# Best screen protection?



## eckdawg5 (Oct 31, 2011)

I'm looking at all the options for the "military grade" wet apply screen protectors. In your opinions, which has been the best for you? I'm looking for one that is cut accurately and won't "orange peel". Ideas? Thanks


----------



## ddemlong (Aug 24, 2011)

eckdawg5 said:


> I'm looking at all the options for the "military grade" wet apply screen protectors. In your opinions, which has been the best for you? I'm looking for one that is cut accurately and won't "orange peel". Ideas? Thanks


I really enjoyed the ZAGG Invisishield but it does have that rubbery feel that you need to get use too. . If you go onto ebay you can find reusable plastic static screen protectors that are the harder plastic like Verizon's . Verizon's are adhesive and disposable but they are good IMO.


----------



## eckdawg5 (Oct 31, 2011)

yeah I don't like the harder plastic because it's virtually impossible not to get a small bubble from dust. Seems like the good protectors are the same price on ebay that they are at a retail store.

* _Data provided_
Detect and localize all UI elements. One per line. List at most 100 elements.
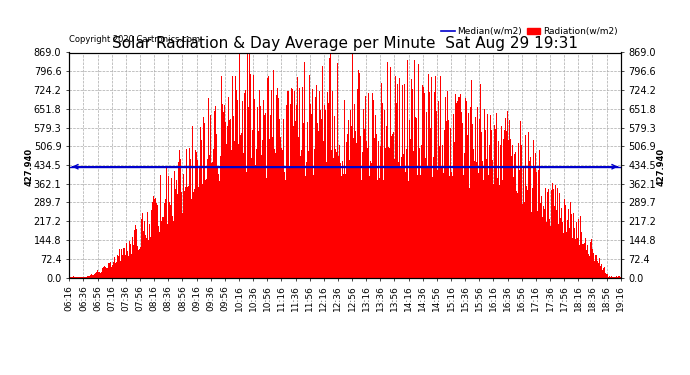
Bar [194, 189, 195, 278]
Bar [135, 225, 136, 278]
Bar [302, 87, 303, 278]
Bar [516, 191, 517, 278]
Bar [121, 249, 122, 278]
Bar [367, 148, 368, 278]
Bar [485, 130, 486, 278]
Bar [415, 117, 416, 278]
Bar [390, 67, 391, 278]
Bar [505, 118, 506, 278]
Bar [433, 157, 434, 278]
Bar [478, 173, 479, 278]
Bar [431, 71, 433, 278]
Bar [183, 171, 184, 278]
Bar [226, 137, 227, 278]
Bar [353, 138, 354, 278]
Bar [546, 188, 547, 278]
Bar [572, 238, 573, 278]
Bar [569, 228, 570, 278]
Bar [564, 199, 565, 278]
Bar [417, 175, 418, 278]
Bar [424, 61, 425, 278]
Bar [542, 189, 543, 278]
Bar [467, 135, 468, 278]
Bar [488, 175, 489, 278]
Bar [349, 160, 350, 278]
Bar [306, 162, 307, 278]
Bar [434, 128, 435, 278]
Bar [456, 103, 457, 278]
Bar [465, 98, 466, 278]
Bar [534, 168, 535, 278]
Bar [284, 92, 285, 278]
Bar [115, 263, 116, 278]
Bar [450, 128, 451, 278]
Bar [497, 178, 498, 278]
Bar [269, 139, 270, 278]
Bar [246, 172, 247, 278]
Bar [590, 242, 591, 278]
Bar [451, 172, 452, 278]
Bar [410, 123, 411, 278]
Bar [391, 136, 392, 278]
Bar [463, 185, 464, 278]
Bar [373, 117, 375, 278]
Bar [173, 221, 174, 278]
Bar [364, 129, 365, 278]
Bar [249, 53, 250, 278]
Bar [548, 189, 549, 278]
Bar [296, 105, 297, 278]
Bar [540, 202, 541, 278]
Bar [441, 116, 442, 278]
Bar [571, 210, 572, 278]
Bar [554, 206, 555, 278]
Bar [230, 119, 231, 278]
Bar [468, 124, 469, 278]
Bar [315, 162, 317, 278]
Bar [472, 124, 473, 278]
Bar [429, 92, 430, 278]
Bar [601, 264, 602, 278]
Bar [588, 244, 589, 278]
Bar [388, 147, 389, 278]
Bar [337, 94, 338, 278]
Bar [582, 244, 583, 278]
Bar [435, 76, 436, 278]
Bar [312, 89, 313, 278]
Bar [512, 145, 513, 278]
Bar [426, 87, 427, 278]
Bar [162, 217, 163, 278]
Bar [342, 103, 343, 278]
Bar [251, 158, 252, 278]
Bar [616, 276, 617, 278]
Bar [372, 93, 373, 278]
Bar [347, 152, 348, 278]
Bar [496, 113, 497, 278]
Bar [620, 277, 621, 278]
Bar [239, 53, 240, 278]
Bar [366, 118, 367, 278]
Bar [158, 226, 159, 278]
Bar [247, 53, 248, 278]
Bar [92, 275, 93, 278]
Bar [153, 196, 154, 278]
Bar [205, 176, 206, 278]
Bar [568, 209, 569, 278]
Bar [281, 148, 282, 278]
Bar [371, 171, 372, 278]
Bar [274, 149, 275, 278]
Bar [114, 267, 115, 278]
Bar [319, 91, 320, 278]
Bar [236, 90, 237, 278]
Bar [301, 150, 302, 278]
Bar [88, 276, 89, 278]
Bar [214, 111, 215, 278]
Bar [471, 80, 472, 278]
Bar [248, 178, 249, 278]
Bar [458, 97, 459, 278]
Bar [314, 150, 315, 278]
Bar [381, 177, 382, 278]
Bar [475, 117, 476, 278]
Bar [586, 250, 587, 278]
Bar [563, 233, 564, 278]
Bar [389, 148, 390, 278]
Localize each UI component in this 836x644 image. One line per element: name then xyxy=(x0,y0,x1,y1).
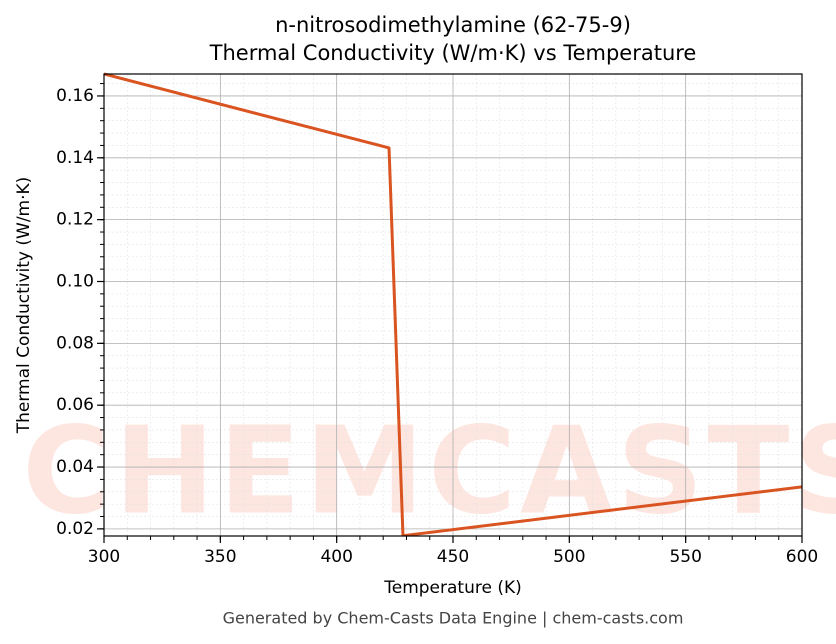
chart-subtitle: Thermal Conductivity (W/m·K) vs Temperat… xyxy=(209,41,697,65)
x-axis-label: Temperature (K) xyxy=(383,578,522,598)
y-tick-label: 0.02 xyxy=(56,519,94,539)
y-tick-label: 0.06 xyxy=(56,395,94,415)
x-tick-label: 500 xyxy=(553,547,585,567)
x-tick-label: 600 xyxy=(786,547,818,567)
plot-frame xyxy=(103,73,803,537)
y-tick-label: 0.16 xyxy=(56,86,94,106)
y-tick-label: 0.08 xyxy=(56,333,94,353)
y-tick-label: 0.04 xyxy=(56,457,94,477)
x-tick-label: 550 xyxy=(669,547,701,567)
data-line xyxy=(104,72,802,536)
y-tick-label: 0.10 xyxy=(56,271,94,291)
x-tick-label: 450 xyxy=(437,547,469,567)
footer: Generated by Chem-Casts Data Engine | ch… xyxy=(223,609,684,628)
chart-title: n-nitrosodimethylamine (62-75-9) xyxy=(275,13,631,37)
x-tick-label: 350 xyxy=(204,547,236,567)
watermark: CHEMCASTS xyxy=(22,403,836,542)
x-tick-label: 400 xyxy=(320,547,352,567)
x-tick-label: 300 xyxy=(88,547,120,567)
y-tick-label: 0.12 xyxy=(56,210,94,230)
y-axis-label: Thermal Conductivity (W/m·K) xyxy=(14,177,34,435)
y-tick-label: 0.14 xyxy=(56,148,94,168)
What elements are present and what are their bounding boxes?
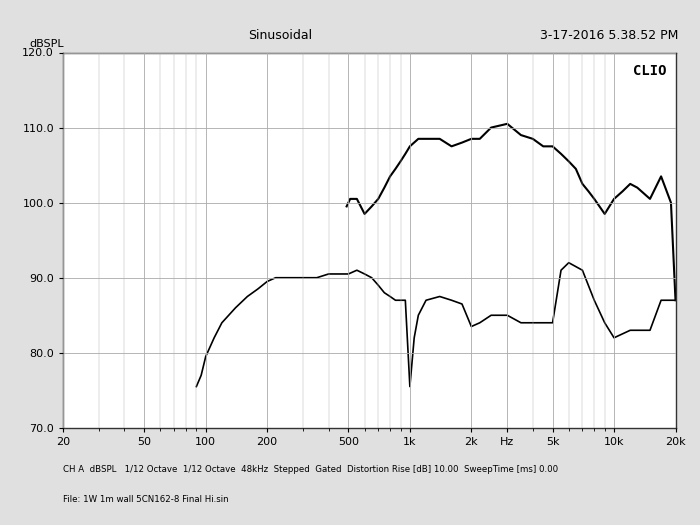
Text: 3-17-2016 5.38.52 PM: 3-17-2016 5.38.52 PM bbox=[540, 29, 678, 42]
Text: CH A  dBSPL   1/12 Octave  1/12 Octave  48kHz  Stepped  Gated  Distortion Rise [: CH A dBSPL 1/12 Octave 1/12 Octave 48kHz… bbox=[63, 465, 558, 474]
Text: Sinusoidal: Sinusoidal bbox=[248, 29, 312, 42]
Text: CLIO: CLIO bbox=[633, 64, 666, 78]
Text: dBSPL: dBSPL bbox=[29, 39, 64, 49]
Text: File: 1W 1m wall 5CN162-8 Final Hi.sin: File: 1W 1m wall 5CN162-8 Final Hi.sin bbox=[63, 495, 229, 503]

* _Tasks to complete_
[1] In the screen protector thread, why does eckdawg5 reject the harder plastic protectors? Answer in one to three sentences.
[2] Answer these about the screen protector thread:
(a) What two qualities does eckdawg5 want in a protector?
(b) What drawback of the ZAGG Invisishield does ddemlong mention?
(c) How does ddemlong describe Verizon's protectors?
[3] Could you carry on the screen protector thread from its last post?

* _Responses_
[1] eckdawg5 doesn't like the harder plastic protectors because it's virtually impossible to apply them without getting a small bubble from dust.

[2]
(a) It should be cut accurately and shouldn't "orange peel."
(b) It has a rubbery feel that takes some getting used to.
(c) They are adhesive and disposable, but good in ddemlong's opinion.

[3]
----------



## ddemlong (Aug 24, 2011)

eckdawg5 said:


> yeah I don't like the harder plastic because it's virtually impossible not to get a small bubble from dust. Seems like the good protectors are the same price on ebay that they are at a retail store.


It really is. There is no such thing as a dust free environment for the average person. I always end up with something under there even after the screen is wiped off and dust blown off.


----------



## eckdawg5 (Oct 31, 2011)

ended up ordering some from clear protector. http://www.ebay.com/itm/390375732347?ssPageName=STRK:MEWNX:IT&_trksid=p3984.m1497.l2649 we sell this brand in the sprint store I work at and they have a lifetime warranty. Can't beat that for under $8.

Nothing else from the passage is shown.